### [STATED EXERCISE]
Under this task are some entries; return every one of them exactly.

### [DATA SHOWN]
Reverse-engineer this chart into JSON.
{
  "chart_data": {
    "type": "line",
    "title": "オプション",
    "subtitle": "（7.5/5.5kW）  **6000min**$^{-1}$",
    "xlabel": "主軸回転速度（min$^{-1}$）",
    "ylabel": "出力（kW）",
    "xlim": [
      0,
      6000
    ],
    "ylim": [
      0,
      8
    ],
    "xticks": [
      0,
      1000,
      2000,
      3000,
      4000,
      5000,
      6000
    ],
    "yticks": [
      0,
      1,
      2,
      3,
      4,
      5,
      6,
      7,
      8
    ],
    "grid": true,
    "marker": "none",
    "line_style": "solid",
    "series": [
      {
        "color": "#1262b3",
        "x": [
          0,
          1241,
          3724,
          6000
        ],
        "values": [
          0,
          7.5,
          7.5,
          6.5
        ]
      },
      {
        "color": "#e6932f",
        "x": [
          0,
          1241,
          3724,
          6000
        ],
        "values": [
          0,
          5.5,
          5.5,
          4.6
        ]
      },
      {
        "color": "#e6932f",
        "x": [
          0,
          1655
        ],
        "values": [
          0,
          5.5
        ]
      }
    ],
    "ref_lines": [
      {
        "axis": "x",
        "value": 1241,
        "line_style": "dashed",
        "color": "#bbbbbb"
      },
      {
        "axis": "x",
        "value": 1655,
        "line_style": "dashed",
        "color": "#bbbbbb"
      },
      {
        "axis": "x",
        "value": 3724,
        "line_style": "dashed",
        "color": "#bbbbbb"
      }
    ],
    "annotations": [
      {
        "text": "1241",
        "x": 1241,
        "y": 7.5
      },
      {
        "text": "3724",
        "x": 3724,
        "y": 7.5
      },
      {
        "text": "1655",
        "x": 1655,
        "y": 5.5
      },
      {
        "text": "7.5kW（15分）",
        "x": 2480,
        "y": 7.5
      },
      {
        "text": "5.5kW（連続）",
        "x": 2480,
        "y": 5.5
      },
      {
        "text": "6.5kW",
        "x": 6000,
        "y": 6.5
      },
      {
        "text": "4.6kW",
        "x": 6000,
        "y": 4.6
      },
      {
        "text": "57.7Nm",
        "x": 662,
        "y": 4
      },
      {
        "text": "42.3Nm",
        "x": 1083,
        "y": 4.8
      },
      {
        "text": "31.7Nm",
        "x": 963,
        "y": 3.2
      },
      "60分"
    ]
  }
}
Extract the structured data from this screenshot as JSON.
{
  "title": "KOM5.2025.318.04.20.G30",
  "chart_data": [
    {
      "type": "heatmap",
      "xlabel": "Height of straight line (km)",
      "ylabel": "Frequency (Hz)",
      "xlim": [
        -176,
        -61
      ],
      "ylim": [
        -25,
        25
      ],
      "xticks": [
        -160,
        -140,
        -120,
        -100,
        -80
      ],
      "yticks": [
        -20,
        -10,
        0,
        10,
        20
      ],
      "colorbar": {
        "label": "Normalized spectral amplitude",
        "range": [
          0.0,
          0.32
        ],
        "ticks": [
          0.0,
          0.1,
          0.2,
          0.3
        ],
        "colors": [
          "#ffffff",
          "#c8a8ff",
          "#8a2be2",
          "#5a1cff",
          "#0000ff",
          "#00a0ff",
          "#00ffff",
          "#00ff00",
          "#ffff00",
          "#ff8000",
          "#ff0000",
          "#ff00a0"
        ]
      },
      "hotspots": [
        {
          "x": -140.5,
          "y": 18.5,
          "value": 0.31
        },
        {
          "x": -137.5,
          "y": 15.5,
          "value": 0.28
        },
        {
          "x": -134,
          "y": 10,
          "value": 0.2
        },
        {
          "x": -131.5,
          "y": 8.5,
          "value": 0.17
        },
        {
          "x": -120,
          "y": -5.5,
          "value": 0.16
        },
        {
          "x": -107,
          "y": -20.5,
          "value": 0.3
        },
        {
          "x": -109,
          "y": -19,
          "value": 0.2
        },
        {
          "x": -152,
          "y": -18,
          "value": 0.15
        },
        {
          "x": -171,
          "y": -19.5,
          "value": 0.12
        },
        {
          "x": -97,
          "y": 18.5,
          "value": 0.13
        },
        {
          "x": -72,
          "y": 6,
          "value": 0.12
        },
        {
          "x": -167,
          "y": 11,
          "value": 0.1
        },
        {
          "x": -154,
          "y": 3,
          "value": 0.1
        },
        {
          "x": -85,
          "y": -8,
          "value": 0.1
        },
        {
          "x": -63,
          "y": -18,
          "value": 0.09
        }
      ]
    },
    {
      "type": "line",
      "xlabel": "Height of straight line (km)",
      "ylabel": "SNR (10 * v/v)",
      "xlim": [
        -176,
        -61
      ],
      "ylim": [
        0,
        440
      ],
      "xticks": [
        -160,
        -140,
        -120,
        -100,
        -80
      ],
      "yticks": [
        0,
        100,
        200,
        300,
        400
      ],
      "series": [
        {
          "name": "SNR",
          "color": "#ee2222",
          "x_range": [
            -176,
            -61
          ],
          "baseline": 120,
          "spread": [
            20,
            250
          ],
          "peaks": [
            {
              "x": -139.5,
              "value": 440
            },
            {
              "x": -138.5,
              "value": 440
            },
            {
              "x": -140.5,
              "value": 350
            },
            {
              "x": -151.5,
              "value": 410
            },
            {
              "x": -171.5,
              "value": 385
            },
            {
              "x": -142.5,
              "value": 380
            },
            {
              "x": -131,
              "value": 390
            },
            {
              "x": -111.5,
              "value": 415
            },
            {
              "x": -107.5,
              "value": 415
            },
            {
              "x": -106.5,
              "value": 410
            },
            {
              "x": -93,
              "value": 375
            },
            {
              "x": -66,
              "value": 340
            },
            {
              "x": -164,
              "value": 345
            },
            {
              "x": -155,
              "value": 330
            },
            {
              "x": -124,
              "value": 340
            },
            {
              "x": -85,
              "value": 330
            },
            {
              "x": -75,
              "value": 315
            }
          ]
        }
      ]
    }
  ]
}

### [WRITTEN ANSWER]
Reverse-engineer this chart into JSON.
{
  "chart_data": {
    "type": "line",
    "title": "オプション",
    "subtitle": "（7.5/5.5kW）  **6000min**$^{-1}$",
    "xlabel": "主軸回転速度（min$^{-1}$）",
    "ylabel": "出力（kW）",
    "xlim": [
      0,
      6000
    ],
    "ylim": [
      0,
      8
    ],
    "xticks": [
      0,
      1000,
      2000,
      3000,
      4000,
      5000,
      6000
    ],
    "yticks": [
      0,
      1,
      2,
      3,
      4,
      5,
      6,
      7,
      8
    ],
    "grid": true,
    "marker": "none",
    "line_style": "solid",
    "series": [
      {
        "color": "#1262b3",
        "x": [
          0,
          1241,
          3724,
          6000
        ],
        "values": [
          0,
          7.5,
          7.5,
          6.5
        ]
      },
      {
        "color": "#e6932f",
        "x": [
          0,
          1241,
          3724,
          6000
        ],
        "values": [
          0,
          5.5,
          5.5,
          4.6
        ]
      },
      {
        "color": "#e6932f",
        "x": [
          0,
          1655
        ],
        "values": [
          0,
          5.5
        ]
      }
    ],
    "ref_lines": [
      {
        "axis": "x",
        "value": 1241,
        "line_style": "dashed",
        "color": "#bbbbbb"
      },
      {
        "axis": "x",
        "value": 1655,
        "line_style": "dashed",
        "color": "#bbbbbb"
      },
      {
        "axis": "x",
        "value": 3724,
        "line_style": "dashed",
        "color": "#bbbbbb"
      }
    ],
    "annotations": [
      {
        "text": "1241",
        "x": 1241,
        "y": 7.5
      },
      {
        "text": "3724",
        "x": 3724,
        "y": 7.5
      },
      {
        "text": "1655",
        "x": 1655,
        "y": 5.5
      },
      {
        "text": "7.5kW（15分）",
        "x": 2480,
        "y": 7.5
      },
      {
        "text": "5.5kW（連続）",
        "x": 2480,
        "y": 5.5
      },
      {
        "text": "6.5kW",
        "x": 6000,
        "y": 6.5
      },
      {
        "text": "4.6kW",
        "x": 6000,
        "y": 4.6
      },
      {
        "text": "57.7Nm",
        "x": 662,
        "y": 4
      },
      {
        "text": "42.3Nm",
        "x": 1083,
        "y": 4.8
      },
      {
        "text": "31.7Nm",
        "x": 963,
        "y": 3.2
      },
      "60分"
    ]
  }
}
Extract the structured data from this screenshot as JSON.
{
  "title": "KOM5.2025.318.04.20.G30",
  "chart_data": [
    {
      "type": "heatmap",
      "xlabel": "Height of straight line (km)",
      "ylabel": "Frequency (Hz)",
      "xlim": [
        -176,
        -61
      ],
      "ylim": [
        -25,
        25
      ],
      "xticks": [
        -160,
        -140,
        -120,
        -100,
        -80
      ],
      "yticks": [
        -20,
        -10,
        0,
        10,
        20
      ],
      "colorbar": {
        "label": "Normalized spectral amplitude",
        "range": [
          0.0,
          0.32
        ],
        "ticks": [
          0.0,
          0.1,
          0.2,
          0.3
        ],
        "colors": [
          "#ffffff",
          "#c8a8ff",
          "#8a2be2",
          "#5a1cff",
          "#0000ff",
          "#00a0ff",
          "#00ffff",
          "#00ff00",
          "#ffff00",
          "#ff8000",
          "#ff0000",
          "#ff00a0"
        ]
      },
      "hotspots": [
        {
          "x": -140.5,
          "y": 18.5,
          "value": 0.31
        },
        {
          "x": -137.5,
          "y": 15.5,
          "value": 0.28
        },
        {
          "x": -134,
          "y": 10,
          "value": 0.2
        },
        {
          "x": -131.5,
          "y": 8.5,
          "value": 0.17
        },
        {
          "x": -120,
          "y": -5.5,
          "value": 0.16
        },
        {
          "x": -107,
          "y": -20.5,
          "value": 0.3
        },
        {
          "x": -109,
          "y": -19,
          "value": 0.2
        },
        {
          "x": -152,
          "y": -18,
          "value": 0.15
        },
        {
          "x": -171,
          "y": -19.5,
          "value": 0.12
        },
        {
          "x": -97,
          "y": 18.5,
          "value": 0.13
        },
        {
          "x": -72,
          "y": 6,
          "value": 0.12
        },
        {
          "x": -167,
          "y": 11,
          "value": 0.1
        },
        {
          "x": -154,
          "y": 3,
          "value": 0.1
        },
        {
          "x": -85,
          "y": -8,
          "value": 0.1
        },
        {
          "x": -63,
          "y": -18,
          "value": 0.09
        }
      ]
    },
    {
      "type": "line",
      "xlabel": "Height of straight line (km)",
      "ylabel": "SNR (10 * v/v)",
      "xlim": [
        -176,
        -61
      ],
      "ylim": [
        0,
        440
      ],
      "xticks": [
        -160,
        -140,
        -120,
        -100,
        -80
      ],
      "yticks": [
        0,
        100,
        200,
        300,
        400
      ],
      "series": [
        {
          "name": "SNR",
          "color": "#ee2222",
          "x_range": [
            -176,
            -61
          ],
          "baseline": 120,
          "spread": [
            20,
            250
          ],
          "peaks": [
            {
              "x": -139.5,
              "value": 440
            },
            {
              "x": -138.5,
              "value": 440
            },
            {
              "x": -140.5,
              "value": 350
            },
            {
              "x": -151.5,
              "value": 410
            },
            {
              "x": -171.5,
              "value": 385
            },
            {
              "x": -142.5,
              "value": 380
            },
            {
              "x": -131,
              "value": 390
            },
            {
              "x": -111.5,
              "value": 415
            },
            {
              "x": -107.5,
              "value": 415
            },
            {
              "x": -106.5,
              "value": 410
            },
            {
              "x": -93,
              "value": 375
            },
            {
              "x": -66,
              "value": 340
            },
            {
              "x": -164,
              "value": 345
            },
            {
              "x": -155,
              "value": 330
            },
            {
              "x": -124,
              "value": 340
            },
            {
              "x": -85,
              "value": 330
            },
            {
              "x": -75,
              "value": 315
            }
          ]
        }
      ]
    }
  ]
}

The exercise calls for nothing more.